Collect every line of the records below that contains the word "Output".

### [Structured figure records]
· · · ·

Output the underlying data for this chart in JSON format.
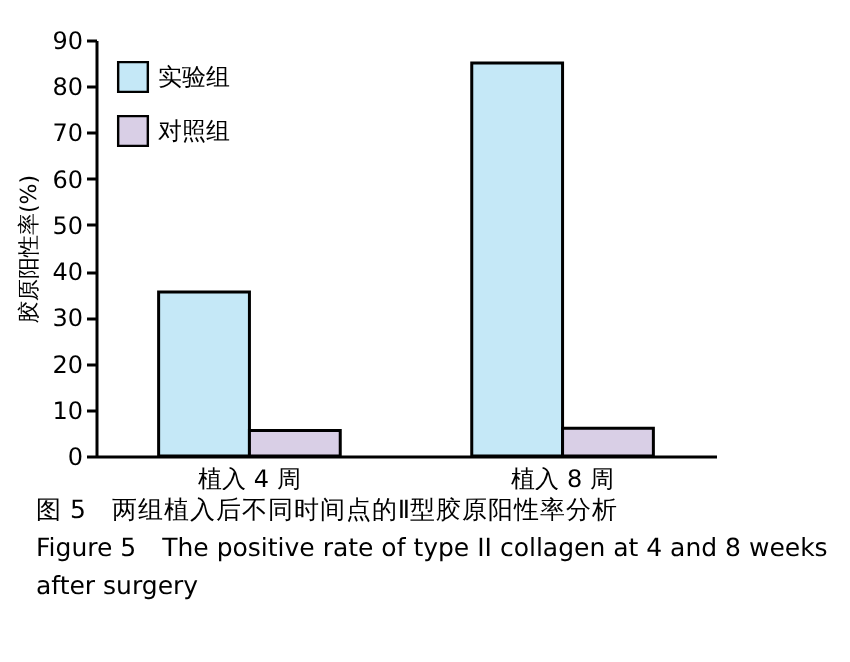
{
  "chart_data": {
    "type": "bar",
    "ylabel": "胶原阳性率(%)",
    "categories": [
      "植入 4 周",
      "植入 8 周"
    ],
    "series": [
      {
        "name": "实验组",
        "color": "#c5e8f7",
        "values": [
          35.5,
          85
        ]
      },
      {
        "name": "对照组",
        "color": "#d9cfe6",
        "values": [
          5.5,
          6
        ]
      }
    ],
    "ylim": [
      0,
      90
    ],
    "yticks": [
      0,
      10,
      20,
      30,
      40,
      50,
      60,
      70,
      80,
      90
    ],
    "legend": "top left",
    "grid": false,
    "annotations": [
      "图 5　两组植入后不同时间点的Ⅱ型胶原阳性率分析",
      "Figure 5　The positive rate of type II collagen at 4 and 8 weeks after surgery"
    ]
  }
}
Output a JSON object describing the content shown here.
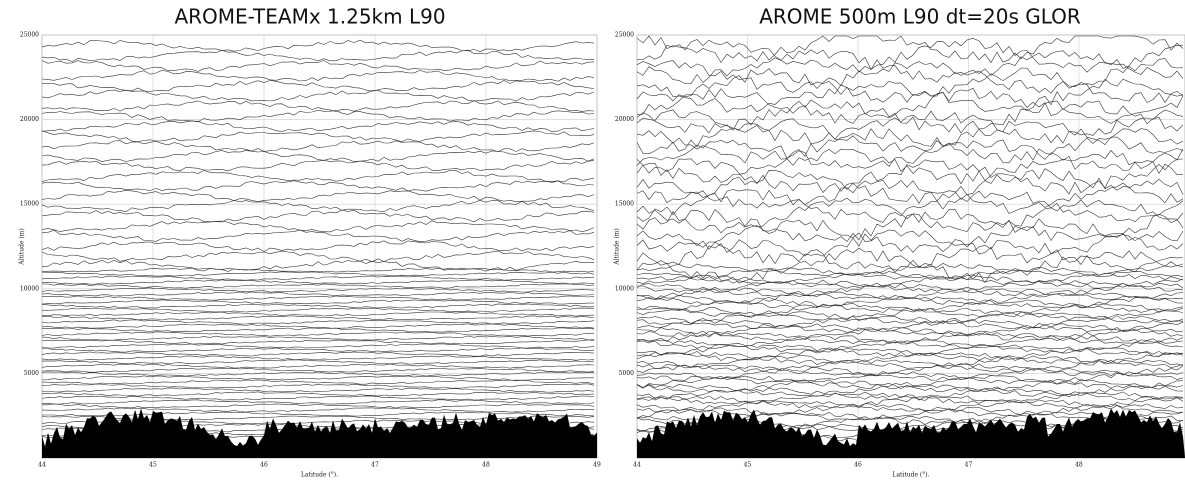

· · · ·

### [Finished answer]
Output the underlying data for this chart in JSON format.
Output a JSON object describing the content shown here.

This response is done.